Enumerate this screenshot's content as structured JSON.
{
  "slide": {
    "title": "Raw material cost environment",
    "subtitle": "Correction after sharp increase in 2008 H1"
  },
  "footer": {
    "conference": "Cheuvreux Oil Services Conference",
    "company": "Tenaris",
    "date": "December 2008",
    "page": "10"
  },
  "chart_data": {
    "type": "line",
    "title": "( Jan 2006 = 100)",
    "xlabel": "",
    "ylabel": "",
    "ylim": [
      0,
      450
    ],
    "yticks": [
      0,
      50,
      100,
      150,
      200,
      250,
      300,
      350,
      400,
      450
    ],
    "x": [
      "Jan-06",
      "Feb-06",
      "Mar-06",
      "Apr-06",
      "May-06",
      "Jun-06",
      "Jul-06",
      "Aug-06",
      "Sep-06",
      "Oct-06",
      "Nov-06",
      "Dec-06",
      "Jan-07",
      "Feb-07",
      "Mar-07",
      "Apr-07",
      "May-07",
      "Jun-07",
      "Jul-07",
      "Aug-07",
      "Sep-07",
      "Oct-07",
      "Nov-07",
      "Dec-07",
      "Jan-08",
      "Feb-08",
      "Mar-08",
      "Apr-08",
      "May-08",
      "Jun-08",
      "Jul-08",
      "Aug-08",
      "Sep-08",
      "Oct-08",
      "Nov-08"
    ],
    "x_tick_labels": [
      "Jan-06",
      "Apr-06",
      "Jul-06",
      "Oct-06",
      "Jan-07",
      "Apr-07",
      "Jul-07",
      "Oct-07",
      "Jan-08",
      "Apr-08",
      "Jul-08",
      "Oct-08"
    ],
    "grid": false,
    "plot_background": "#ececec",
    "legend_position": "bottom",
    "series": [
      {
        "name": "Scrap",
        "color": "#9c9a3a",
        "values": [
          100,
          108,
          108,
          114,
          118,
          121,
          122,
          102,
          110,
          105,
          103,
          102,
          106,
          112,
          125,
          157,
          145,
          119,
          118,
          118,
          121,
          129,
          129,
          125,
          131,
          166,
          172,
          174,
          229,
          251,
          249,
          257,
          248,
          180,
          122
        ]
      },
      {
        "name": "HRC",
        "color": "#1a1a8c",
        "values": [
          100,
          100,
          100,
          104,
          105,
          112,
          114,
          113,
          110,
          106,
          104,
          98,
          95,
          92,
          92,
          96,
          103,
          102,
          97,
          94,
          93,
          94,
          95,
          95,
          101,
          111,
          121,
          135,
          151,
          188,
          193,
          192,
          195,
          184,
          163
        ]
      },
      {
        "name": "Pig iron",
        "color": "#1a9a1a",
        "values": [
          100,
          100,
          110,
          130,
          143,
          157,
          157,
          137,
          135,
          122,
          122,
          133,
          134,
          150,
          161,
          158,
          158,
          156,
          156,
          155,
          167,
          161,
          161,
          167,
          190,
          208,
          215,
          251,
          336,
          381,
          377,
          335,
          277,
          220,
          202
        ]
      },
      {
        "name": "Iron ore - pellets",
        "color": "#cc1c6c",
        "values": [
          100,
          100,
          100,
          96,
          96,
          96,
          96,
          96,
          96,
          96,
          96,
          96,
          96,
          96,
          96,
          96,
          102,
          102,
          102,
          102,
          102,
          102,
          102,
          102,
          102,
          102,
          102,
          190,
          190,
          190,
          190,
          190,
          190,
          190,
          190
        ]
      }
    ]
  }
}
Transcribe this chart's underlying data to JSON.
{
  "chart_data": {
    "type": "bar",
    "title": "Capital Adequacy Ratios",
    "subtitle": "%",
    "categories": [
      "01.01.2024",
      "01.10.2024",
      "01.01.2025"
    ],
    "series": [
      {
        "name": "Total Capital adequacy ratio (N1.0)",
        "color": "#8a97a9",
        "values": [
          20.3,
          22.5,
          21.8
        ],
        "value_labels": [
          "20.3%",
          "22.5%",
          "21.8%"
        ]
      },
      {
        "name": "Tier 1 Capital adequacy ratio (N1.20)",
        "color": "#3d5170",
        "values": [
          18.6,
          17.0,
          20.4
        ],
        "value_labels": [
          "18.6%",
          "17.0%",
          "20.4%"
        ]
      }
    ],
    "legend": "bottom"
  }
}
——
» **WRITTEN TASK**
The records above need to be transcribed in full. Keep every character unchanged.

» **OUTPUT**
Enumerate this screenshot's content as structured JSON.
{
  "slide": {
    "title": "Raw material cost environment",
    "subtitle": "Correction after sharp increase in 2008 H1"
  },
  "footer": {
    "conference": "Cheuvreux Oil Services Conference",
    "company": "Tenaris",
    "date": "December 2008",
    "page": "10"
  },
  "chart_data": {
    "type": "line",
    "title": "( Jan 2006 = 100)",
    "xlabel": "",
    "ylabel": "",
    "ylim": [
      0,
      450
    ],
    "yticks": [
      0,
      50,
      100,
      150,
      200,
      250,
      300,
      350,
      400,
      450
    ],
    "x": [
      "Jan-06",
      "Feb-06",
      "Mar-06",
      "Apr-06",
      "May-06",
      "Jun-06",
      "Jul-06",
      "Aug-06",
      "Sep-06",
      "Oct-06",
      "Nov-06",
      "Dec-06",
      "Jan-07",
      "Feb-07",
      "Mar-07",
      "Apr-07",
      "May-07",
      "Jun-07",
      "Jul-07",
      "Aug-07",
      "Sep-07",
      "Oct-07",
      "Nov-07",
      "Dec-07",
      "Jan-08",
      "Feb-08",
      "Mar-08",
      "Apr-08",
      "May-08",
      "Jun-08",
      "Jul-08",
      "Aug-08",
      "Sep-08",
      "Oct-08",
      "Nov-08"
    ],
    "x_tick_labels": [
      "Jan-06",
      "Apr-06",
      "Jul-06",
      "Oct-06",
      "Jan-07",
      "Apr-07",
      "Jul-07",
      "Oct-07",
      "Jan-08",
      "Apr-08",
      "Jul-08",
      "Oct-08"
    ],
    "grid": false,
    "plot_background": "#ececec",
    "legend_position": "bottom",
    "series": [
      {
        "name": "Scrap",
        "color": "#9c9a3a",
        "values": [
          100,
          108,
          108,
          114,
          118,
          121,
          122,
          102,
          110,
          105,
          103,
          102,
          106,
          112,
          125,
          157,
          145,
          119,
          118,
          118,
          121,
          129,
          129,
          125,
          131,
          166,
          172,
          174,
          229,
          251,
          249,
          257,
          248,
          180,
          122
        ]
      },
      {
        "name": "HRC",
        "color": "#1a1a8c",
        "values": [
          100,
          100,
          100,
          104,
          105,
          112,
          114,
          113,
          110,
          106,
          104,
          98,
          95,
          92,
          92,
          96,
          103,
          102,
          97,
          94,
          93,
          94,
          95,
          95,
          101,
          111,
          121,
          135,
          151,
          188,
          193,
          192,
          195,
          184,
          163
        ]
      },
      {
        "name": "Pig iron",
        "color": "#1a9a1a",
        "values": [
          100,
          100,
          110,
          130,
          143,
          157,
          157,
          137,
          135,
          122,
          122,
          133,
          134,
          150,
          161,
          158,
          158,
          156,
          156,
          155,
          167,
          161,
          161,
          167,
          190,
          208,
          215,
          251,
          336,
          381,
          377,
          335,
          277,
          220,
          202
        ]
      },
      {
        "name": "Iron ore - pellets",
        "color": "#cc1c6c",
        "values": [
          100,
          100,
          100,
          96,
          96,
          96,
          96,
          96,
          96,
          96,
          96,
          96,
          96,
          96,
          96,
          96,
          102,
          102,
          102,
          102,
          102,
          102,
          102,
          102,
          102,
          102,
          102,
          190,
          190,
          190,
          190,
          190,
          190,
          190,
          190
        ]
      }
    ]
  }
}
Transcribe this chart's underlying data to JSON.
{
  "chart_data": {
    "type": "bar",
    "title": "Capital Adequacy Ratios",
    "subtitle": "%",
    "categories": [
      "01.01.2024",
      "01.10.2024",
      "01.01.2025"
    ],
    "series": [
      {
        "name": "Total Capital adequacy ratio (N1.0)",
        "color": "#8a97a9",
        "values": [
          20.3,
          22.5,
          21.8
        ],
        "value_labels": [
          "20.3%",
          "22.5%",
          "21.8%"
        ]
      },
      {
        "name": "Tier 1 Capital adequacy ratio (N1.20)",
        "color": "#3d5170",
        "values": [
          18.6,
          17.0,
          20.4
        ],
        "value_labels": [
          "18.6%",
          "17.0%",
          "20.4%"
        ]
      }
    ],
    "legend": "bottom"
  }
}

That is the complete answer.